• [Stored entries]
☆ ☆ ☆ ☆ ☆ ☆ ☆
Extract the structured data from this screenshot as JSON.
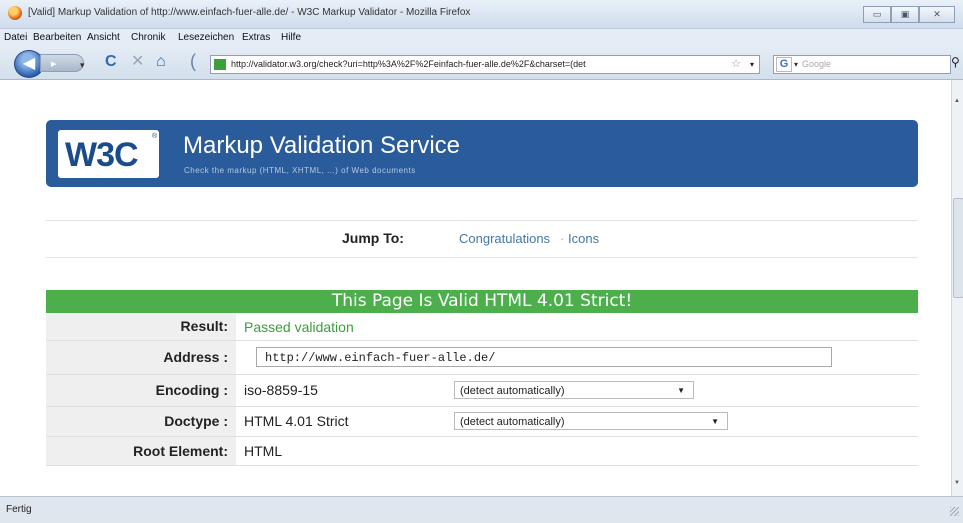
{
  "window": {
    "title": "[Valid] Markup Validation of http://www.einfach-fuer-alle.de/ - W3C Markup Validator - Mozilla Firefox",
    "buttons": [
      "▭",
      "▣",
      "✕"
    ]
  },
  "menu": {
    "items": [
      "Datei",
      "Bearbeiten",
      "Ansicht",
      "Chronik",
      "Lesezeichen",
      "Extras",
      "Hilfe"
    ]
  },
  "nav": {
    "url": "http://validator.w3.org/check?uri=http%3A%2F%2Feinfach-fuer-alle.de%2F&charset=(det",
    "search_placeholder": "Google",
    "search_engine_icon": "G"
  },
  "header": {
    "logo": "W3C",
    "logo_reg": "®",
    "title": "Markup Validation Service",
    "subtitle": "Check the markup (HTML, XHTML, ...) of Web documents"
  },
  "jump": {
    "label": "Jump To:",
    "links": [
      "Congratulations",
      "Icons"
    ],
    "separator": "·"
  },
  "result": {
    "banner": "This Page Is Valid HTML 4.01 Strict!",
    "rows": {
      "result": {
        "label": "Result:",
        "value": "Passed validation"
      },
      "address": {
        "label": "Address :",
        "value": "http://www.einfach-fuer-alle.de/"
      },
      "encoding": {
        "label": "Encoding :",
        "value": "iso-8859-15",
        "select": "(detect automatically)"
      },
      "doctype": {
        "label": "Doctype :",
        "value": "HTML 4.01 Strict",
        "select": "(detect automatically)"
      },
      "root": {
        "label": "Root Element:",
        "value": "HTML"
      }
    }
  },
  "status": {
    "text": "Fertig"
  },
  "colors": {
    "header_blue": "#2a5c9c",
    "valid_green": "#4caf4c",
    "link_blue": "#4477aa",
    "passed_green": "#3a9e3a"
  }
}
☆ ☆ ☆ ☆ ☆ ☆ ☆
• [WHAT IS NEEDED] Go through the listing above and quote it exactly, apart from its images.

• [ANSWER BELOW]
Extract the structured data from this screenshot as JSON.
{
  "window": {
    "title": "[Valid] Markup Validation of http://www.einfach-fuer-alle.de/ - W3C Markup Validator - Mozilla Firefox",
    "buttons": [
      "▭",
      "▣",
      "✕"
    ]
  },
  "menu": {
    "items": [
      "Datei",
      "Bearbeiten",
      "Ansicht",
      "Chronik",
      "Lesezeichen",
      "Extras",
      "Hilfe"
    ]
  },
  "nav": {
    "url": "http://validator.w3.org/check?uri=http%3A%2F%2Feinfach-fuer-alle.de%2F&charset=(det",
    "search_placeholder": "Google",
    "search_engine_icon": "G"
  },
  "header": {
    "logo": "W3C",
    "logo_reg": "®",
    "title": "Markup Validation Service",
    "subtitle": "Check the markup (HTML, XHTML, ...) of Web documents"
  },
  "jump": {
    "label": "Jump To:",
    "links": [
      "Congratulations",
      "Icons"
    ],
    "separator": "·"
  },
  "result": {
    "banner": "This Page Is Valid HTML 4.01 Strict!",
    "rows": {
      "result": {
        "label": "Result:",
        "value": "Passed validation"
      },
      "address": {
        "label": "Address :",
        "value": "http://www.einfach-fuer-alle.de/"
      },
      "encoding": {
        "label": "Encoding :",
        "value": "iso-8859-15",
        "select": "(detect automatically)"
      },
      "doctype": {
        "label": "Doctype :",
        "value": "HTML 4.01 Strict",
        "select": "(detect automatically)"
      },
      "root": {
        "label": "Root Element:",
        "value": "HTML"
      }
    }
  },
  "status": {
    "text": "Fertig"
  },
  "colors": {
    "header_blue": "#2a5c9c",
    "valid_green": "#4caf4c",
    "link_blue": "#4477aa",
    "passed_green": "#3a9e3a"
  }
}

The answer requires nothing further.